== What the task requires ==
Copy the data precisely, keeping every character.

(Collected data)

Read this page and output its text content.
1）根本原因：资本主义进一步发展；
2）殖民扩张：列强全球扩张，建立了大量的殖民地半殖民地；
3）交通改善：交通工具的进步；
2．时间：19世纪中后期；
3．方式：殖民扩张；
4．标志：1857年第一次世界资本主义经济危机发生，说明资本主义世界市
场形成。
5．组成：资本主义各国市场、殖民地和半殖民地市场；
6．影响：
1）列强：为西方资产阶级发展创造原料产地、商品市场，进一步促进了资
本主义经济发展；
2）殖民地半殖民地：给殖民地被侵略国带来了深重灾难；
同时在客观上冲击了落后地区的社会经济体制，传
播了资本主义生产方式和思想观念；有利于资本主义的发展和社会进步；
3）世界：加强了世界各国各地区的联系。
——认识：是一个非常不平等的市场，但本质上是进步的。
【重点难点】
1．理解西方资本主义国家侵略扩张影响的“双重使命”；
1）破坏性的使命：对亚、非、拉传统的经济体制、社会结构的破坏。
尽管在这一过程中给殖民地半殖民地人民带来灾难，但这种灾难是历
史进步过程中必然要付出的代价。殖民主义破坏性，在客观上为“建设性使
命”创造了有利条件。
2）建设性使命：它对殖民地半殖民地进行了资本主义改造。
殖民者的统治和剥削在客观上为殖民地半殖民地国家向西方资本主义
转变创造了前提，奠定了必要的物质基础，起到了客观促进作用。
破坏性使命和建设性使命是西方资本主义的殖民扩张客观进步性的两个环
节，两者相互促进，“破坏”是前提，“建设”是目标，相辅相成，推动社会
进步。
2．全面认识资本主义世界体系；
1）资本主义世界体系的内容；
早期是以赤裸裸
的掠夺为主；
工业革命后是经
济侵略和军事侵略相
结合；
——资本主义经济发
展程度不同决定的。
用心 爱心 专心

== The result ==
Read this page and output its text content.
1）根本原因：资本主义进一步发展；
2）殖民扩张：列强全球扩张，建立了大量的殖民地半殖民地；
3）交通改善：交通工具的进步；
2．时间：19世纪中后期；
3．方式：殖民扩张；
4．标志：1857年第一次世界资本主义经济危机发生，说明资本主义世界市
场形成。
5．组成：资本主义各国市场、殖民地和半殖民地市场；
6．影响：
1）列强：为西方资产阶级发展创造原料产地、商品市场，进一步促进了资
本主义经济发展；
2）殖民地半殖民地：给殖民地被侵略国带来了深重灾难；
同时在客观上冲击了落后地区的社会经济体制，传
播了资本主义生产方式和思想观念；有利于资本主义的发展和社会进步；
3）世界：加强了世界各国各地区的联系。
——认识：是一个非常不平等的市场，但本质上是进步的。
【重点难点】
1．理解西方资本主义国家侵略扩张影响的“双重使命”；
1）破坏性的使命：对亚、非、拉传统的经济体制、社会结构的破坏。
尽管在这一过程中给殖民地半殖民地人民带来灾难，但这种灾难是历
史进步过程中必然要付出的代价。殖民主义破坏性，在客观上为“建设性使
命”创造了有利条件。
2）建设性使命：它对殖民地半殖民地进行了资本主义改造。
殖民者的统治和剥削在客观上为殖民地半殖民地国家向西方资本主义
转变创造了前提，奠定了必要的物质基础，起到了客观促进作用。
破坏性使命和建设性使命是西方资本主义的殖民扩张客观进步性的两个环
节，两者相互促进，“破坏”是前提，“建设”是目标，相辅相成，推动社会
进步。
2．全面认识资本主义世界体系；
1）资本主义世界体系的内容；
早期是以赤裸裸
的掠夺为主；
工业革命后是经
济侵略和军事侵略相
结合；
——资本主义经济发
展程度不同决定的。
用心 爱心 专心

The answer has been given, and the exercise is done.